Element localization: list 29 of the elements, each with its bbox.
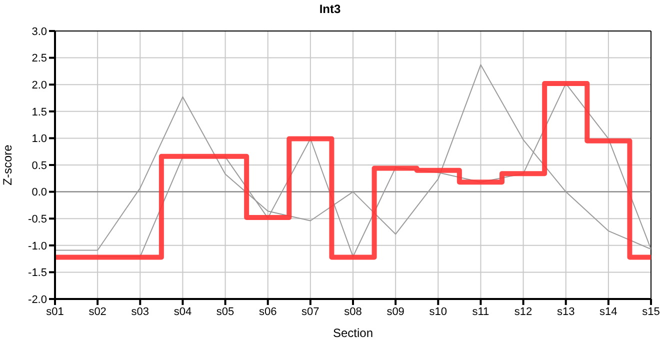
x-tick-label: s11 <box>472 306 490 318</box>
x-tick-label: s04 <box>174 306 192 318</box>
x-tick-label: s01 <box>46 306 64 318</box>
y-tick-label: -1.0 <box>28 240 47 252</box>
x-tick-label: s05 <box>216 306 234 318</box>
x-tick-label: s09 <box>386 306 404 318</box>
x-tick-label: s14 <box>600 306 618 318</box>
y-tick-label: 2.5 <box>32 52 47 65</box>
y-tick-label: 2.0 <box>32 80 47 92</box>
x-tick-label: s08 <box>344 306 362 318</box>
y-tick-label: 1.5 <box>32 106 47 118</box>
y-tick-label: -0.5 <box>28 214 47 226</box>
x-tick-label: s02 <box>88 306 106 318</box>
x-tick-label: s10 <box>429 306 448 318</box>
x-tick-label: s03 <box>131 306 150 318</box>
x-tick-label: s06 <box>258 306 277 318</box>
y-tick-label: -2.0 <box>28 294 47 306</box>
x-tick-label: s13 <box>556 306 575 318</box>
x-tick-label: s12 <box>514 306 532 318</box>
y-tick-label: 0.5 <box>32 160 47 172</box>
y-tick-label: 0.0 <box>32 186 47 199</box>
y-tick-label: 3.0 <box>32 26 47 38</box>
chart-title: Int3 <box>318 2 342 16</box>
y-axis-title: Z-score <box>0 144 14 186</box>
x-axis-title: Section <box>332 326 374 340</box>
y-tick-label: -1.5 <box>28 267 47 280</box>
x-tick-label: s07 <box>302 306 320 318</box>
y-tick-label: 1.0 <box>32 133 47 146</box>
x-tick-label: s15 <box>642 306 660 318</box>
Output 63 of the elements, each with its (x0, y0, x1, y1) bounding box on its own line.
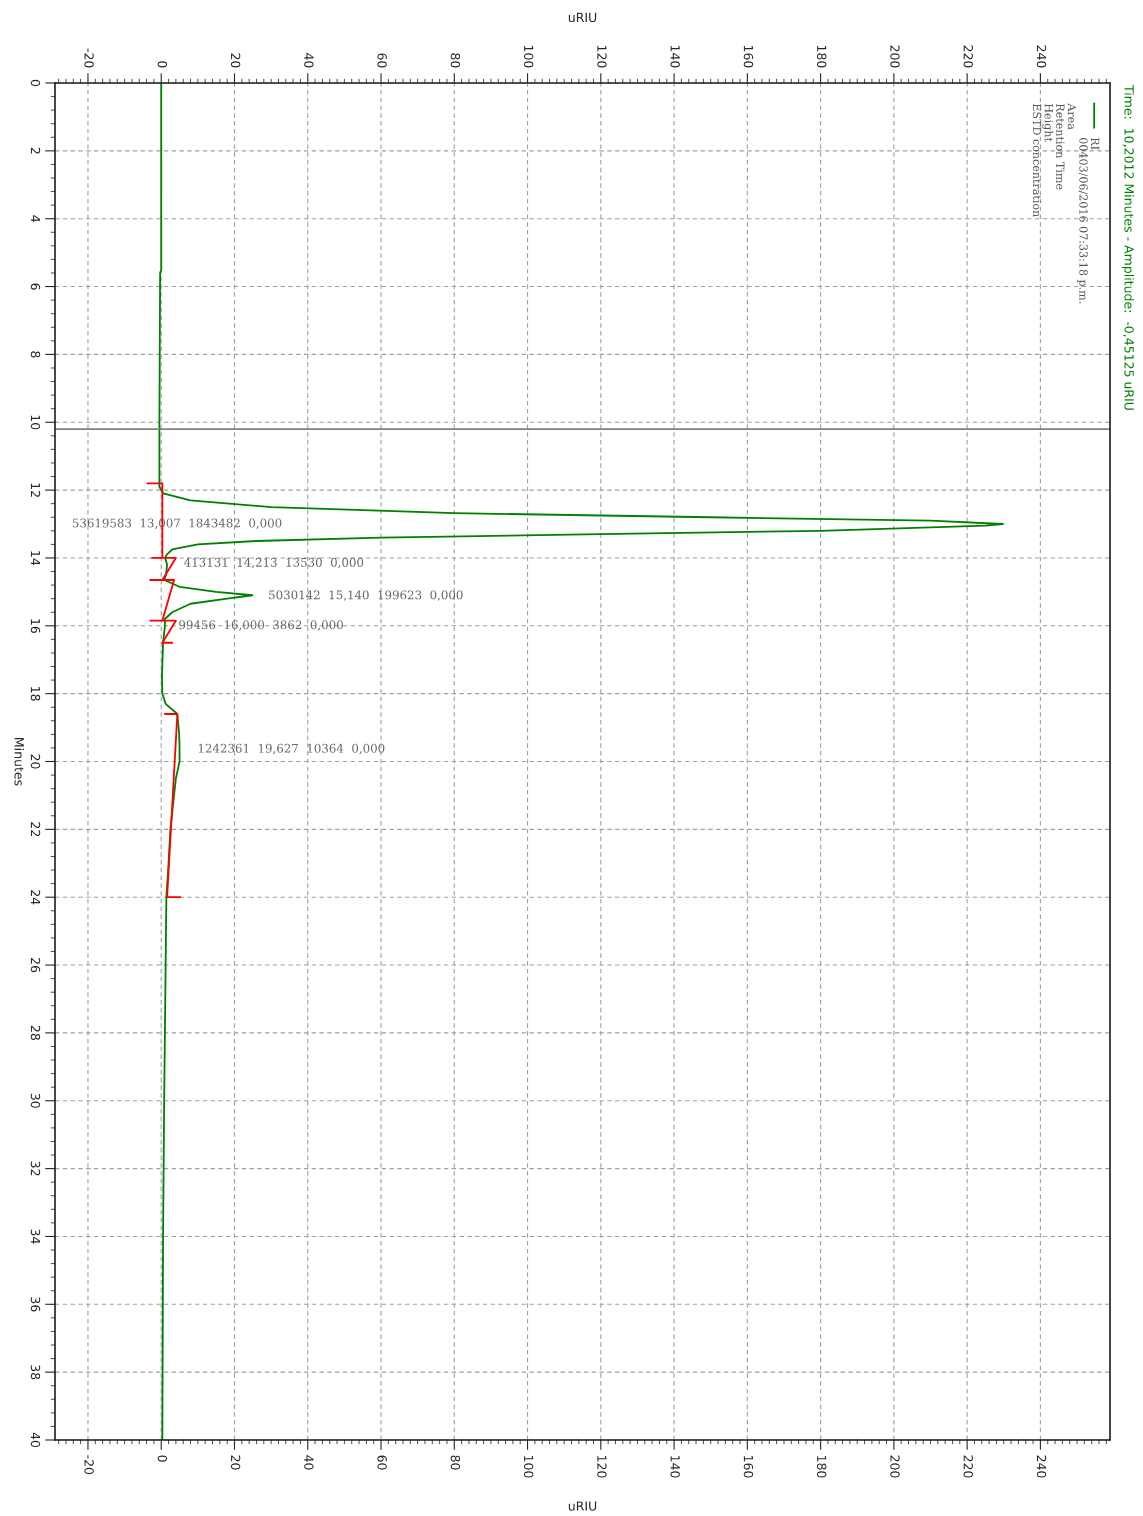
x-tick-label: 240 (1036, 1455, 1047, 1478)
y-tick-label: 28 (30, 1025, 41, 1040)
annotation: 413131 14,213 13530 0,000 (184, 557, 364, 569)
x-tick-label: 120 (597, 1455, 607, 1478)
x2-tick-label: 160 (743, 45, 754, 68)
x2-tick-label: 40 (304, 53, 314, 68)
y-tick-label: 8 (30, 351, 41, 358)
y-tick-label: 14 (30, 551, 41, 566)
x-tick-label: 160 (743, 1455, 754, 1478)
y-tick-label: 30 (30, 1093, 41, 1108)
x2-tick-label: 120 (597, 45, 607, 68)
x2-tick-label: 240 (1036, 45, 1047, 68)
x2-tick-label: 180 (816, 45, 827, 68)
x2-tick-label: 220 (963, 45, 973, 68)
y-tick-label: 2 (30, 147, 41, 154)
x-tick-label: 100 (523, 1455, 534, 1478)
y-tick-label: 36 (30, 1297, 41, 1312)
x-axis-title: uRIU (568, 1501, 597, 1511)
y-tick-label: 4 (30, 215, 41, 222)
x-tick-label: 60 (377, 1455, 387, 1470)
y-tick-label: 38 (30, 1365, 41, 1380)
y-axis-title: Minutes (14, 738, 25, 786)
y-tick-label: 24 (30, 890, 41, 905)
x-tick-label: 200 (890, 1455, 900, 1478)
annotation: 1242361 19,627 10364 0,000 (198, 743, 385, 755)
x-tick-label: -20 (84, 1455, 94, 1475)
y-tick-label: 22 (30, 822, 41, 837)
y-tick-label: 34 (30, 1229, 41, 1244)
annotation: Area (1067, 103, 1076, 130)
x-tick-label: 0 (157, 1455, 168, 1462)
x-tick-label: 140 (670, 1455, 680, 1478)
y-tick-label: 18 (30, 687, 41, 701)
x2-tick-label: 0 (157, 61, 168, 68)
x-tick-label: 180 (816, 1455, 827, 1478)
y-tick-label: 6 (30, 283, 41, 290)
annotation: Height (1042, 103, 1054, 142)
x2-tick-label: 140 (670, 45, 680, 68)
x2-tick-label: -20 (84, 48, 94, 68)
x-tick-label: 40 (304, 1455, 314, 1470)
annotation: Retention Time (1056, 103, 1065, 190)
x-tick-label: 220 (963, 1455, 973, 1478)
y-tick-label: 12 (30, 483, 41, 497)
x2-tick-label: 20 (230, 53, 241, 68)
text: Time: 10,2012 Minutes - Amplitude: -0,45125 uRIU (1121, 84, 1135, 410)
legend-label: RI (1091, 137, 1100, 150)
x2-axis-title: uRIU (568, 12, 597, 23)
y-tick-label: 40 (30, 1432, 41, 1448)
annotation: 99456 16,000 3862 0,000 (179, 620, 343, 631)
y-tick-label: 26 (30, 958, 41, 973)
x2-tick-label: 80 (450, 53, 461, 68)
y-tick-label: 0 (30, 79, 41, 87)
annotation: ESTD concentration (1032, 103, 1042, 217)
y-tick-label: 16 (30, 619, 41, 633)
x2-tick-label: 200 (890, 45, 900, 68)
x-tick-label: 20 (230, 1455, 241, 1470)
y-tick-label: 32 (30, 1161, 41, 1176)
x2-tick-label: 100 (523, 45, 534, 68)
y-tick-label: 10 (30, 415, 41, 430)
x2-tick-label: 60 (377, 53, 387, 68)
x-tick-label: 80 (450, 1455, 461, 1470)
annotation: 5030142 15,140 199623 0,000 (269, 590, 463, 601)
annotation: 00403/06/2016 07:33:18 p.m. (1077, 138, 1088, 304)
y-tick-label: 20 (30, 754, 41, 769)
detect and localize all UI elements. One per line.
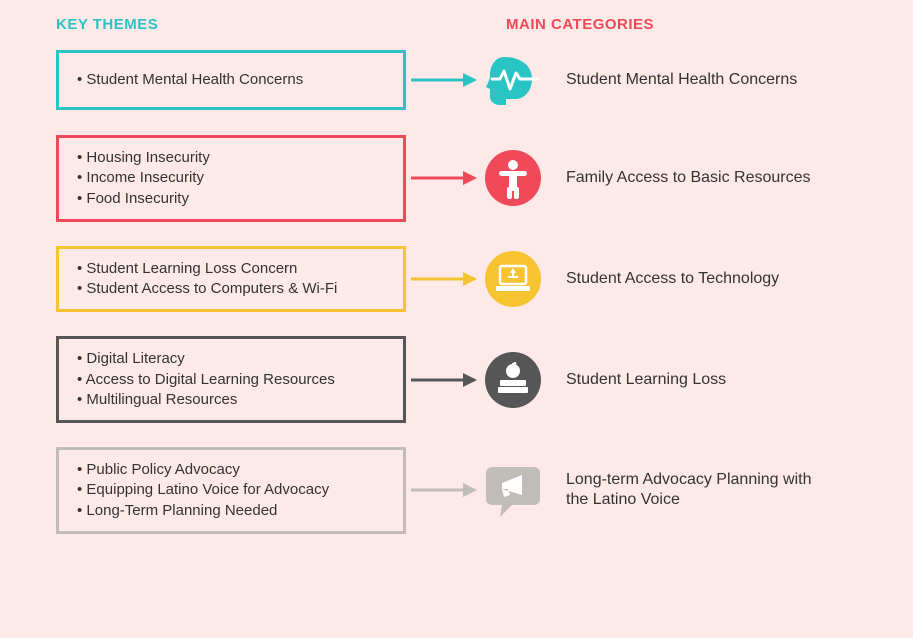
arrow-icon [406,70,482,90]
main-categories-header: MAIN CATEGORIES [506,16,654,33]
theme-row: Public Policy AdvocacyEquipping Latino V… [56,447,873,534]
arrow-icon [406,480,482,500]
theme-list: Housing InsecurityIncome InsecurityFood … [77,148,210,209]
theme-row: Housing InsecurityIncome InsecurityFood … [56,135,873,222]
theme-list: Public Policy AdvocacyEquipping Latino V… [77,460,329,521]
theme-item: Income Insecurity [77,168,210,188]
theme-item: Student Mental Health Concerns [77,70,303,90]
theme-row: Student Mental Health Concerns Student M… [56,49,873,111]
theme-box: Student Mental Health Concerns [56,50,406,110]
theme-item: Public Policy Advocacy [77,460,329,480]
theme-item: Student Learning Loss Concern [77,259,337,279]
books-icon [482,349,544,411]
laptop-icon [482,248,544,310]
arrow-icon [406,370,482,390]
megaphone-icon [482,459,544,521]
theme-box: Public Policy AdvocacyEquipping Latino V… [56,447,406,534]
theme-box: Digital LiteracyAccess to Digital Learni… [56,336,406,423]
theme-item: Housing Insecurity [77,148,210,168]
theme-item: Student Access to Computers & Wi-Fi [77,279,337,299]
arrow-icon [406,269,482,289]
theme-item: Access to Digital Learning Resources [77,370,335,390]
head-icon [482,49,544,111]
theme-item: Equipping Latino Voice for Advocacy [77,480,329,500]
category-label: Family Access to Basic Resources [566,168,811,188]
theme-list: Student Mental Health Concerns [77,70,303,90]
category-label: Long-term Advocacy Planning with the Lat… [566,470,826,510]
rows-container: Student Mental Health Concerns Student M… [56,49,873,534]
theme-item: Long-Term Planning Needed [77,501,329,521]
category-label: Student Learning Loss [566,370,726,390]
category-label: Student Mental Health Concerns [566,70,797,90]
theme-list: Student Learning Loss ConcernStudent Acc… [77,259,337,300]
theme-row: Digital LiteracyAccess to Digital Learni… [56,336,873,423]
theme-box: Student Learning Loss ConcernStudent Acc… [56,246,406,313]
person-icon [482,147,544,209]
theme-row: Student Learning Loss ConcernStudent Acc… [56,246,873,313]
theme-box: Housing InsecurityIncome InsecurityFood … [56,135,406,222]
category-label: Student Access to Technology [566,269,779,289]
key-themes-header: KEY THEMES [56,16,406,33]
theme-item: Digital Literacy [77,349,335,369]
arrow-icon [406,168,482,188]
column-headers: KEY THEMES MAIN CATEGORIES [56,16,873,33]
theme-item: Food Insecurity [77,189,210,209]
theme-list: Digital LiteracyAccess to Digital Learni… [77,349,335,410]
theme-item: Multilingual Resources [77,390,335,410]
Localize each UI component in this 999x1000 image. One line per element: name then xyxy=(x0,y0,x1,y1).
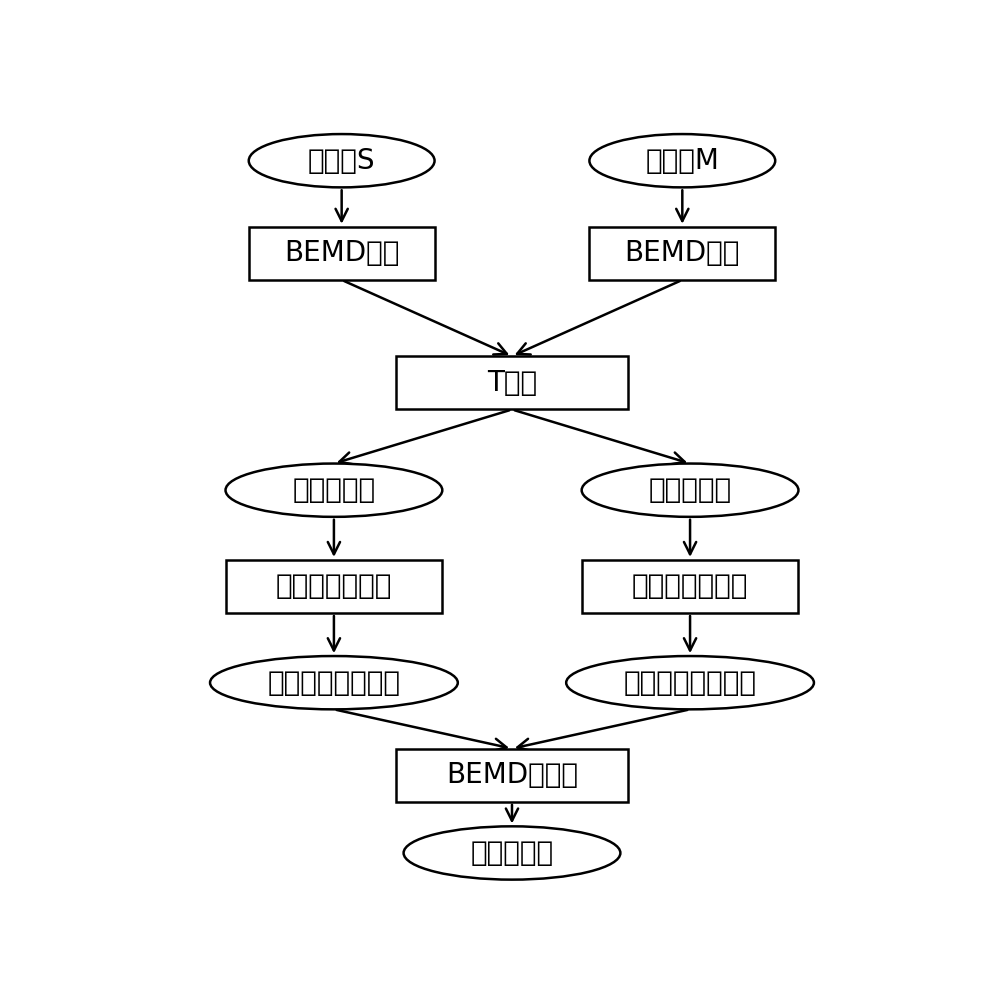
====
INSTRUCTIONS FOR THE TASK »
From the data, reproduce every line from the one containing "arrow-icon [406,70,482,90]" to the one containing "theme-item: Student Mental", both included, with nothing changed.

RESULT »
arrow-icon [406,70,482,90]
main-categories-header: MAIN CATEGORIES [506,16,654,33]
theme-row: Public Policy AdvocacyEquipping Latino V… [56,447,873,534]
arrow-icon [406,480,482,500]
theme-list: Housing InsecurityIncome InsecurityFood … [77,148,210,209]
theme-row: Housing InsecurityIncome InsecurityFood … [56,135,873,222]
theme-list: Public Policy AdvocacyEquipping Latino V… [77,460,329,521]
theme-item: Income Insecurity [77,168,210,188]
theme-item: Student Mental Health Concerns [77,70,303,90]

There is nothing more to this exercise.